EXERCISE INPUT:

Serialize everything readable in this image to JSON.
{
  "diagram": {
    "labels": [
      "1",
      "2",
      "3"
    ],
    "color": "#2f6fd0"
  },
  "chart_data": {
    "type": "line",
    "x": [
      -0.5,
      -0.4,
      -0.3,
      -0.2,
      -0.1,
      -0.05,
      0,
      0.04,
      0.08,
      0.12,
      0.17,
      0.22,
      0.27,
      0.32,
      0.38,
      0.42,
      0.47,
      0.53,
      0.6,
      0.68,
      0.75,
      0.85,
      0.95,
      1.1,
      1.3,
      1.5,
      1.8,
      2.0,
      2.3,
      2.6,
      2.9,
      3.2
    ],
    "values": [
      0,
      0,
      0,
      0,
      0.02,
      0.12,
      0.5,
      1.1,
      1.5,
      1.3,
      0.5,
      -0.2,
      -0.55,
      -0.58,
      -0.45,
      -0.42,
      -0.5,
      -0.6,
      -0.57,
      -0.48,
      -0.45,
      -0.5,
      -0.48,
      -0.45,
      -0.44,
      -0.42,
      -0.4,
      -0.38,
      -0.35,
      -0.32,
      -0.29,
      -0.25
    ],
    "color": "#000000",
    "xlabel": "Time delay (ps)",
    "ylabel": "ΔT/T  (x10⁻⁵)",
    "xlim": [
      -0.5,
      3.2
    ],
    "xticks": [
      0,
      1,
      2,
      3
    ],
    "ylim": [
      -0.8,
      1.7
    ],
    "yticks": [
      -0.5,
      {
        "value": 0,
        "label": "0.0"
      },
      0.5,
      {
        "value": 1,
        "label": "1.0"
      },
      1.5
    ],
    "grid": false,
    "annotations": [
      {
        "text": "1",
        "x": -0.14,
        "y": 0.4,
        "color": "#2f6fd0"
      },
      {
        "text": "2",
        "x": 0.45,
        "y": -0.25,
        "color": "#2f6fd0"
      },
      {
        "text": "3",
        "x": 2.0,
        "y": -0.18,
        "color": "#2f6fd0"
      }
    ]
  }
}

WHAT IS ASKED: Restate the listing in full, word for word.

FULL RESPONSE:
Serialize everything readable in this image to JSON.
{
  "diagram": {
    "labels": [
      "1",
      "2",
      "3"
    ],
    "color": "#2f6fd0"
  },
  "chart_data": {
    "type": "line",
    "x": [
      -0.5,
      -0.4,
      -0.3,
      -0.2,
      -0.1,
      -0.05,
      0,
      0.04,
      0.08,
      0.12,
      0.17,
      0.22,
      0.27,
      0.32,
      0.38,
      0.42,
      0.47,
      0.53,
      0.6,
      0.68,
      0.75,
      0.85,
      0.95,
      1.1,
      1.3,
      1.5,
      1.8,
      2.0,
      2.3,
      2.6,
      2.9,
      3.2
    ],
    "values": [
      0,
      0,
      0,
      0,
      0.02,
      0.12,
      0.5,
      1.1,
      1.5,
      1.3,
      0.5,
      -0.2,
      -0.55,
      -0.58,
      -0.45,
      -0.42,
      -0.5,
      -0.6,
      -0.57,
      -0.48,
      -0.45,
      -0.5,
      -0.48,
      -0.45,
      -0.44,
      -0.42,
      -0.4,
      -0.38,
      -0.35,
      -0.32,
      -0.29,
      -0.25
    ],
    "color": "#000000",
    "xlabel": "Time delay (ps)",
    "ylabel": "ΔT/T  (x10⁻⁵)",
    "xlim": [
      -0.5,
      3.2
    ],
    "xticks": [
      0,
      1,
      2,
      3
    ],
    "ylim": [
      -0.8,
      1.7
    ],
    "yticks": [
      -0.5,
      {
        "value": 0,
        "label": "0.0"
      },
      0.5,
      {
        "value": 1,
        "label": "1.0"
      },
      1.5
    ],
    "grid": false,
    "annotations": [
      {
        "text": "1",
        "x": -0.14,
        "y": 0.4,
        "color": "#2f6fd0"
      },
      {
        "text": "2",
        "x": 0.45,
        "y": -0.25,
        "color": "#2f6fd0"
      },
      {
        "text": "3",
        "x": 2.0,
        "y": -0.18,
        "color": "#2f6fd0"
      }
    ]
  }
}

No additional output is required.